Collection entries
= = =

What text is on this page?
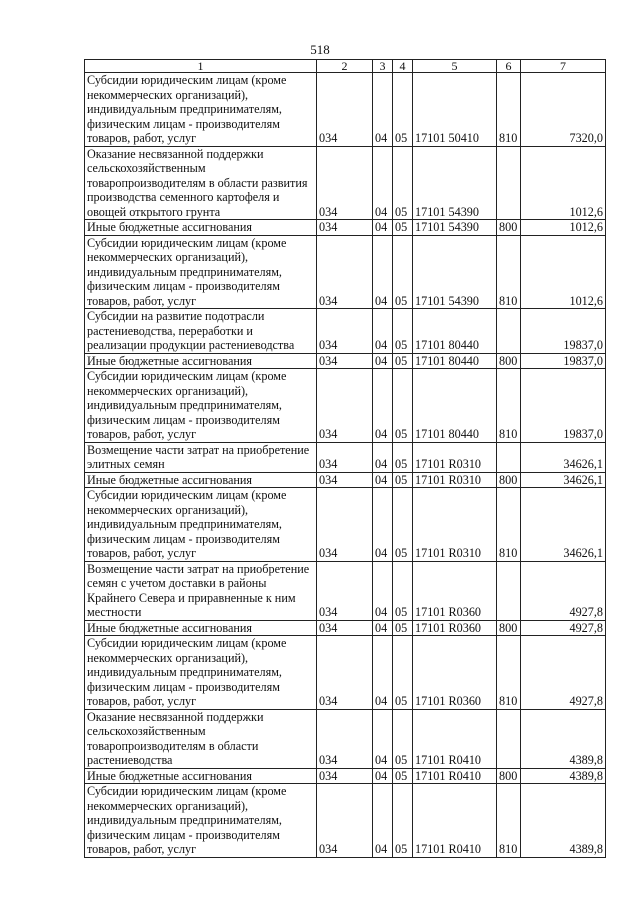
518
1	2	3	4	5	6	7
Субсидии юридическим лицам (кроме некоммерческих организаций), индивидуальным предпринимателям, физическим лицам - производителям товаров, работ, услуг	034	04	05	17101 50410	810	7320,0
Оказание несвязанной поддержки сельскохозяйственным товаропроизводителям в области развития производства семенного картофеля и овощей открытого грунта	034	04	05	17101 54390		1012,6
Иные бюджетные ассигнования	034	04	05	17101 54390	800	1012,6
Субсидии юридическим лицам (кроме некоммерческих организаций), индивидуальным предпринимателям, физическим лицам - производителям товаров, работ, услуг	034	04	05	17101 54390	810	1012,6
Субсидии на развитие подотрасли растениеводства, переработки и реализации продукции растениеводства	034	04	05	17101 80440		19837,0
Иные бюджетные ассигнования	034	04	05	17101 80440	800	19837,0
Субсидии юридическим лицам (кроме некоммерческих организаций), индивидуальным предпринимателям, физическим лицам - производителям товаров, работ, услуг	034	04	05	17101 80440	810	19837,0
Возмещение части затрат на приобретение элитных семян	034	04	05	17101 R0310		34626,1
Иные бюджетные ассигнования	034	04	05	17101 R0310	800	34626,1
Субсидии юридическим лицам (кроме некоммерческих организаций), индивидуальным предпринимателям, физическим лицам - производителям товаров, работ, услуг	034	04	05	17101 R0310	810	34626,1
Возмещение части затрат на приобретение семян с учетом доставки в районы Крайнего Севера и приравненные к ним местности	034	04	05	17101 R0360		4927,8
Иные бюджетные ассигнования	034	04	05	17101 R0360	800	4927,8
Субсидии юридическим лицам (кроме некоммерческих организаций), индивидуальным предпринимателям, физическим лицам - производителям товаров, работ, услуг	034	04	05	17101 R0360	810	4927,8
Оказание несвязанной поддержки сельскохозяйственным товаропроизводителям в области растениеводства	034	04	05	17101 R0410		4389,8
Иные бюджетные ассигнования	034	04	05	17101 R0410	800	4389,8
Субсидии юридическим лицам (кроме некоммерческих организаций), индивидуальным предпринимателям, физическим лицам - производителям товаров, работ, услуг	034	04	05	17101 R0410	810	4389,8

= = =

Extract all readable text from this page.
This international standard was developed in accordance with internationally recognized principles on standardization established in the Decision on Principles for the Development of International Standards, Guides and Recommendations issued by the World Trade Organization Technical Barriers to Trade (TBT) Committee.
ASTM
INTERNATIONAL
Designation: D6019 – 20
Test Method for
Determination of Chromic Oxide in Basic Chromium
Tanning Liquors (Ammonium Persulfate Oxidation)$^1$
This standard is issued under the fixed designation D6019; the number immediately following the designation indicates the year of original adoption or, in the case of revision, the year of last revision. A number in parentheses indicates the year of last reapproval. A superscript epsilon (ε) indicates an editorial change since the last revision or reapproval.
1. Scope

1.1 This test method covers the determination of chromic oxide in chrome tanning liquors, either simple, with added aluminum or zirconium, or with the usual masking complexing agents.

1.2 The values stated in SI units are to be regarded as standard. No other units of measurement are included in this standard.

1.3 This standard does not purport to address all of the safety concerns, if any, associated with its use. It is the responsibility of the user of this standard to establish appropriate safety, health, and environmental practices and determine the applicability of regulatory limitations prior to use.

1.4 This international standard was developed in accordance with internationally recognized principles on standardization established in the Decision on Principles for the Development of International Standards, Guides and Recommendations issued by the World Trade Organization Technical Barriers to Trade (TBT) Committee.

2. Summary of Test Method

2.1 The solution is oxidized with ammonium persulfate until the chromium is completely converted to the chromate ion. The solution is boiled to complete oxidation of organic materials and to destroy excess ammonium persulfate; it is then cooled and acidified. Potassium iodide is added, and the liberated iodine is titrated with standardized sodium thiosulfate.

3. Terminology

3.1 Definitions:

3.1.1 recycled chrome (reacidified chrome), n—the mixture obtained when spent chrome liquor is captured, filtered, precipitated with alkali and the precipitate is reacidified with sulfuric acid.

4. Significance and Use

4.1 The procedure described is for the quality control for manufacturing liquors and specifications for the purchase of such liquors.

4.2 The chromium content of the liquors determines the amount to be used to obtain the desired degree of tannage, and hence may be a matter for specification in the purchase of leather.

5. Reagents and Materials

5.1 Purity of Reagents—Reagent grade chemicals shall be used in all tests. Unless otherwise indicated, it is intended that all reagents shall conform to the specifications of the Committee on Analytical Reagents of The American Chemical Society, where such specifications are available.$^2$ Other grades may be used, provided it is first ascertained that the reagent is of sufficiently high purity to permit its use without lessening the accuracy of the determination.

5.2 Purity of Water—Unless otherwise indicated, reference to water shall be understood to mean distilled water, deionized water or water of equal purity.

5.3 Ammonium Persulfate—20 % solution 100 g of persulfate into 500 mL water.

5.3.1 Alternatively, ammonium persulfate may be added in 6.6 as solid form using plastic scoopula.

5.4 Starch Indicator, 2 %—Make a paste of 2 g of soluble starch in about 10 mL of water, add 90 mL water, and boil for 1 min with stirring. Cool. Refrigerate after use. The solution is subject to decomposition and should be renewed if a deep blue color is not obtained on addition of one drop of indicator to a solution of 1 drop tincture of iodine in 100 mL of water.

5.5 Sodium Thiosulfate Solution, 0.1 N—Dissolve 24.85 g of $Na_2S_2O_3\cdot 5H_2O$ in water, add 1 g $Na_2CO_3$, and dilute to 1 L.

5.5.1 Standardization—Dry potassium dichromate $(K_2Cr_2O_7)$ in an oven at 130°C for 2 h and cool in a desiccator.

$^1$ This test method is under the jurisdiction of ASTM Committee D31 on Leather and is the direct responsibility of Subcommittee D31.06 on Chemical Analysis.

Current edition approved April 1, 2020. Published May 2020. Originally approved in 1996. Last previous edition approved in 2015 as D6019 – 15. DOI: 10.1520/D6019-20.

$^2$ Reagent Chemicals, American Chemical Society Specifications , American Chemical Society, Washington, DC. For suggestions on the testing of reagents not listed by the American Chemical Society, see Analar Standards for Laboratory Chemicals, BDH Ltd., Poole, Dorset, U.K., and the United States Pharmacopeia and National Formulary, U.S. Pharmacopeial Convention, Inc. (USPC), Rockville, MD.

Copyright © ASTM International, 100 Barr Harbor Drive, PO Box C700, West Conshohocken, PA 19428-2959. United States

= = =

WHAT YOU HAVE TO DO: In the entries above, identify every line with the string "Возмещение".

SOLUTION BELOW:
Возмещение части затрат на приобретение элитных семян	034	04	05	17101 R0310		34626,1
Возмещение части затрат на приобретение семян с учетом доставки в районы Крайнего Севера и приравненные к ним местности	034	04	05	17101 R0360		4927,8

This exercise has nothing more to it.